*Given instruction:* Restate, word for word, the run of lines that starts at the line containing "Transcribe this image's" and ends with the final line of the listing. Leave pictures out.

— START Materials provided —

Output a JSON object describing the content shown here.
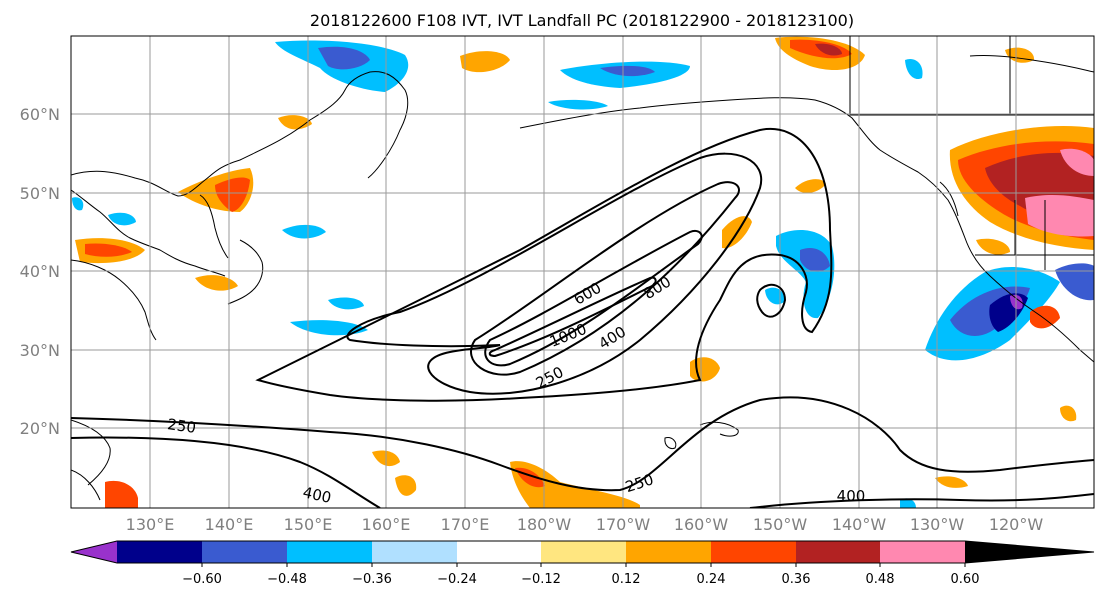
{
  "title": "2018122600 F108 IVT, IVT Landfall PC (2018122900 - 2018123100)",
  "map": {
    "lon_ticks": [
      "130°E",
      "140°E",
      "150°E",
      "160°E",
      "170°E",
      "180°W",
      "170°W",
      "160°W",
      "150°W",
      "140°W",
      "130°W",
      "120°W"
    ],
    "lat_ticks": [
      "60°N",
      "50°N",
      "40°N",
      "30°N",
      "20°N"
    ],
    "contour_labels": [
      "600",
      "800",
      "1000",
      "400",
      "250",
      "250",
      "400",
      "250",
      "400"
    ]
  },
  "colorbar": {
    "ticks": [
      "−0.60",
      "−0.48",
      "−0.36",
      "−0.24",
      "−0.12",
      "0.12",
      "0.24",
      "0.36",
      "0.48",
      "0.60"
    ],
    "colors": [
      "#9932cc",
      "#00008b",
      "#3a5bd0",
      "#00bfff",
      "#b0e0ff",
      "#ffffff",
      "#ffe680",
      "#ffa500",
      "#ff4500",
      "#b22222",
      "#ff88b0"
    ]
  }
}
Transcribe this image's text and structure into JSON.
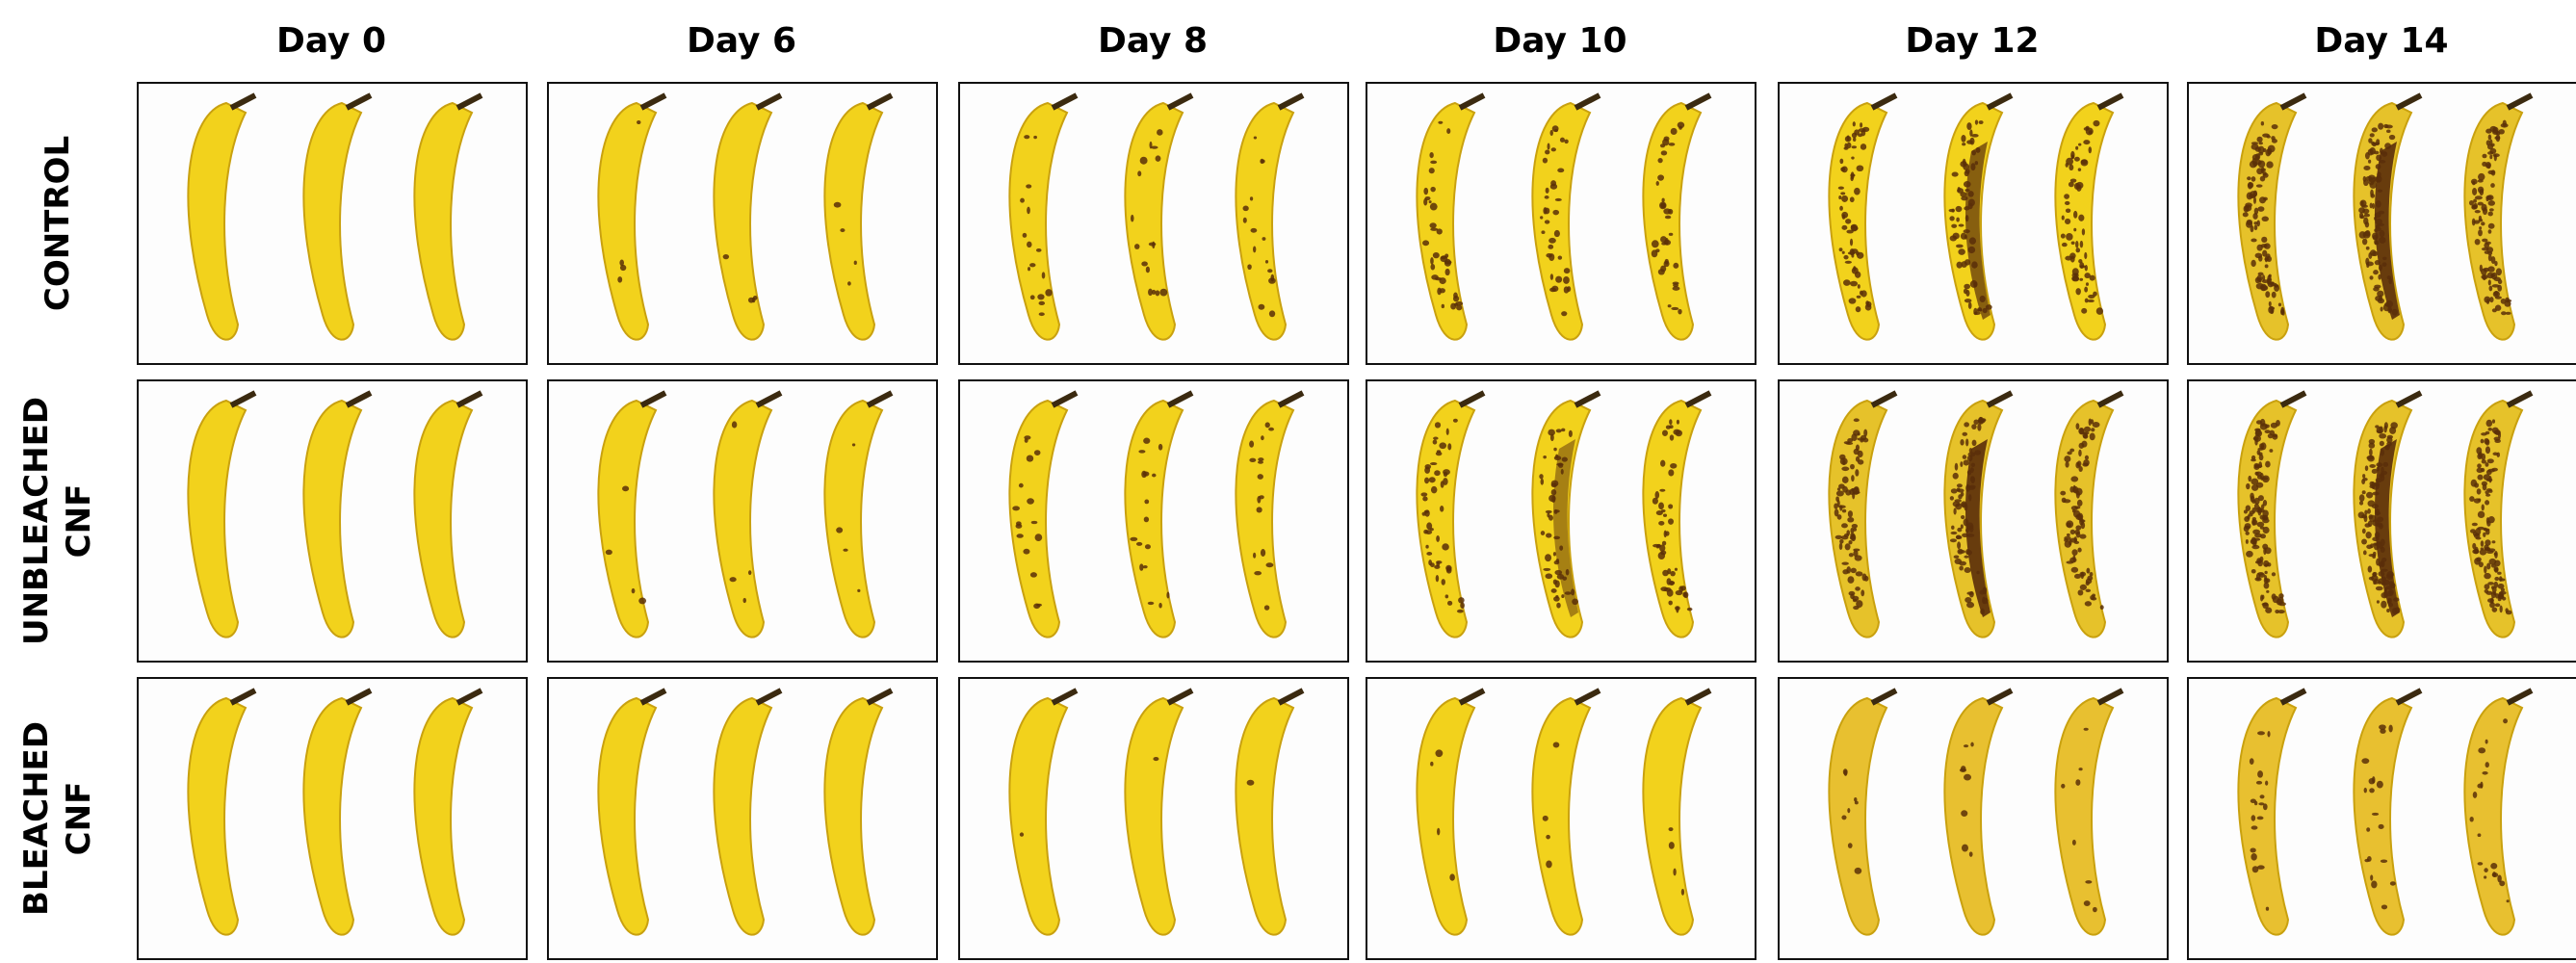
{
  "columns": [
    {
      "label": "Day 0"
    },
    {
      "label": "Day 6"
    },
    {
      "label": "Day 8"
    },
    {
      "label": "Day 10"
    },
    {
      "label": "Day 12"
    },
    {
      "label": "Day 14"
    }
  ],
  "rows": [
    {
      "line1": "CONTROL",
      "line2": ""
    },
    {
      "line1": "UNBLEACHED",
      "line2": "CNF"
    },
    {
      "line1": "BLEACHED",
      "line2": "CNF"
    }
  ],
  "colors": {
    "banana": "#f2d21c",
    "spot": "#5a3008",
    "stem": "#3b2a10",
    "frame": "#111111"
  }
}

— END Materials provided —

*Response below:*
Transcribe this image's text and structure into JSON.
{
  "columns": [
    {
      "label": "Day 0"
    },
    {
      "label": "Day 6"
    },
    {
      "label": "Day 8"
    },
    {
      "label": "Day 10"
    },
    {
      "label": "Day 12"
    },
    {
      "label": "Day 14"
    }
  ],
  "rows": [
    {
      "line1": "CONTROL",
      "line2": ""
    },
    {
      "line1": "UNBLEACHED",
      "line2": "CNF"
    },
    {
      "line1": "BLEACHED",
      "line2": "CNF"
    }
  ],
  "colors": {
    "banana": "#f2d21c",
    "spot": "#5a3008",
    "stem": "#3b2a10",
    "frame": "#111111"
  }
}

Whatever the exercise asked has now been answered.